» WHAT YOU NEED TO DO: Every entry that follows needs to be repeated exactly.

» DATASET EXCERPTS:
>>>>

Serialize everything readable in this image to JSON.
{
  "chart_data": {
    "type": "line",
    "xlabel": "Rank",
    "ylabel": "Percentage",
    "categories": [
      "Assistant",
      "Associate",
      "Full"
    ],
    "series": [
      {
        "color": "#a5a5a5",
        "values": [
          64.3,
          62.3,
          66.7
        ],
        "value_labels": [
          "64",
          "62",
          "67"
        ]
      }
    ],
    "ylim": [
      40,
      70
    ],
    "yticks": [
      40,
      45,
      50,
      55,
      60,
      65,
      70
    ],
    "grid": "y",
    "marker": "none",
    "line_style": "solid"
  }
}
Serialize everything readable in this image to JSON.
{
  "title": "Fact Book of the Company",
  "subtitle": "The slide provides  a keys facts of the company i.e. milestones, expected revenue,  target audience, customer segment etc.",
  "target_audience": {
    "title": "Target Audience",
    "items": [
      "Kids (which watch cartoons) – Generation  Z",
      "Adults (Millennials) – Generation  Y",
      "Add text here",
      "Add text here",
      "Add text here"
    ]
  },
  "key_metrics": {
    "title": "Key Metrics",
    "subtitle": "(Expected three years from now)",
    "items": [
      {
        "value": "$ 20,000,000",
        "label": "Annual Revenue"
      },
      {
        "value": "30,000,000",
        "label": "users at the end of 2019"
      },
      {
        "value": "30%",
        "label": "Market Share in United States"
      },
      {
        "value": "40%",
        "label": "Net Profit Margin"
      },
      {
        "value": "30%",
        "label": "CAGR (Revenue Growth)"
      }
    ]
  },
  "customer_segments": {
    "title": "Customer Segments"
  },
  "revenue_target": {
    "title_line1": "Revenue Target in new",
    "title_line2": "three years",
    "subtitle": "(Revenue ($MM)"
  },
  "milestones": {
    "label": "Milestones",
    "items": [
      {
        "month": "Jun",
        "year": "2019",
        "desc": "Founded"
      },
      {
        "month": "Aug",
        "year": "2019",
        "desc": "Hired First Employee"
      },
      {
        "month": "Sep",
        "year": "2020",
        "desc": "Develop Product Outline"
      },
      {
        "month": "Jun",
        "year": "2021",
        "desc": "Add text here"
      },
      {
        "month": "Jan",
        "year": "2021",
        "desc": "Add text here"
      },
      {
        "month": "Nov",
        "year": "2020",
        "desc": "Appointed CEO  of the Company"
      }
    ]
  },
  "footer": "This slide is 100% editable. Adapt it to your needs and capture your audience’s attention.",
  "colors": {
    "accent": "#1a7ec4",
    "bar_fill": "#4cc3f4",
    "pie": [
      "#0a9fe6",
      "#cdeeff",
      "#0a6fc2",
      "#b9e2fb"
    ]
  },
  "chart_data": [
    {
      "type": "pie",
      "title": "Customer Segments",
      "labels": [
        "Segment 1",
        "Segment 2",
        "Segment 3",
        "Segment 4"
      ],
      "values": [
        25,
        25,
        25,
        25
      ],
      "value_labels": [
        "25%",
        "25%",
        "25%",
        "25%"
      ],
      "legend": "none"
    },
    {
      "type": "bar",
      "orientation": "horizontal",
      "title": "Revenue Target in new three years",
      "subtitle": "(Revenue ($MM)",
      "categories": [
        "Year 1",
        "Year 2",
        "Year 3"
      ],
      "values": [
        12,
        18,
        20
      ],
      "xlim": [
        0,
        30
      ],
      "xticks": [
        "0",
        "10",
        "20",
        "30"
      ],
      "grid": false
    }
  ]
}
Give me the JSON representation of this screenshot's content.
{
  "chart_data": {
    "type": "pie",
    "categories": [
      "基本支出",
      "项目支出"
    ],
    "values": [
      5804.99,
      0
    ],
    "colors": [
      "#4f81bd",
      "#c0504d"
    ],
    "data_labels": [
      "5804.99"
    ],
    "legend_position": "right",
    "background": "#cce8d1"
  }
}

<<<<

» SOLUTION FOR THIS TASK:
Serialize everything readable in this image to JSON.
{
  "chart_data": {
    "type": "line",
    "xlabel": "Rank",
    "ylabel": "Percentage",
    "categories": [
      "Assistant",
      "Associate",
      "Full"
    ],
    "series": [
      {
        "color": "#a5a5a5",
        "values": [
          64.3,
          62.3,
          66.7
        ],
        "value_labels": [
          "64",
          "62",
          "67"
        ]
      }
    ],
    "ylim": [
      40,
      70
    ],
    "yticks": [
      40,
      45,
      50,
      55,
      60,
      65,
      70
    ],
    "grid": "y",
    "marker": "none",
    "line_style": "solid"
  }
}
Serialize everything readable in this image to JSON.
{
  "title": "Fact Book of the Company",
  "subtitle": "The slide provides  a keys facts of the company i.e. milestones, expected revenue,  target audience, customer segment etc.",
  "target_audience": {
    "title": "Target Audience",
    "items": [
      "Kids (which watch cartoons) – Generation  Z",
      "Adults (Millennials) – Generation  Y",
      "Add text here",
      "Add text here",
      "Add text here"
    ]
  },
  "key_metrics": {
    "title": "Key Metrics",
    "subtitle": "(Expected three years from now)",
    "items": [
      {
        "value": "$ 20,000,000",
        "label": "Annual Revenue"
      },
      {
        "value": "30,000,000",
        "label": "users at the end of 2019"
      },
      {
        "value": "30%",
        "label": "Market Share in United States"
      },
      {
        "value": "40%",
        "label": "Net Profit Margin"
      },
      {
        "value": "30%",
        "label": "CAGR (Revenue Growth)"
      }
    ]
  },
  "customer_segments": {
    "title": "Customer Segments"
  },
  "revenue_target": {
    "title_line1": "Revenue Target in new",
    "title_line2": "three years",
    "subtitle": "(Revenue ($MM)"
  },
  "milestones": {
    "label": "Milestones",
    "items": [
      {
        "month": "Jun",
        "year": "2019",
        "desc": "Founded"
      },
      {
        "month": "Aug",
        "year": "2019",
        "desc": "Hired First Employee"
      },
      {
        "month": "Sep",
        "year": "2020",
        "desc": "Develop Product Outline"
      },
      {
        "month": "Jun",
        "year": "2021",
        "desc": "Add text here"
      },
      {
        "month": "Jan",
        "year": "2021",
        "desc": "Add text here"
      },
      {
        "month": "Nov",
        "year": "2020",
        "desc": "Appointed CEO  of the Company"
      }
    ]
  },
  "footer": "This slide is 100% editable. Adapt it to your needs and capture your audience’s attention.",
  "colors": {
    "accent": "#1a7ec4",
    "bar_fill": "#4cc3f4",
    "pie": [
      "#0a9fe6",
      "#cdeeff",
      "#0a6fc2",
      "#b9e2fb"
    ]
  },
  "chart_data": [
    {
      "type": "pie",
      "title": "Customer Segments",
      "labels": [
        "Segment 1",
        "Segment 2",
        "Segment 3",
        "Segment 4"
      ],
      "values": [
        25,
        25,
        25,
        25
      ],
      "value_labels": [
        "25%",
        "25%",
        "25%",
        "25%"
      ],
      "legend": "none"
    },
    {
      "type": "bar",
      "orientation": "horizontal",
      "title": "Revenue Target in new three years",
      "subtitle": "(Revenue ($MM)",
      "categories": [
        "Year 1",
        "Year 2",
        "Year 3"
      ],
      "values": [
        12,
        18,
        20
      ],
      "xlim": [
        0,
        30
      ],
      "xticks": [
        "0",
        "10",
        "20",
        "30"
      ],
      "grid": false
    }
  ]
}
Give me the JSON representation of this screenshot's content.
{
  "chart_data": {
    "type": "pie",
    "categories": [
      "基本支出",
      "项目支出"
    ],
    "values": [
      5804.99,
      0
    ],
    "colors": [
      "#4f81bd",
      "#c0504d"
    ],
    "data_labels": [
      "5804.99"
    ],
    "legend_position": "right",
    "background": "#cce8d1"
  }
}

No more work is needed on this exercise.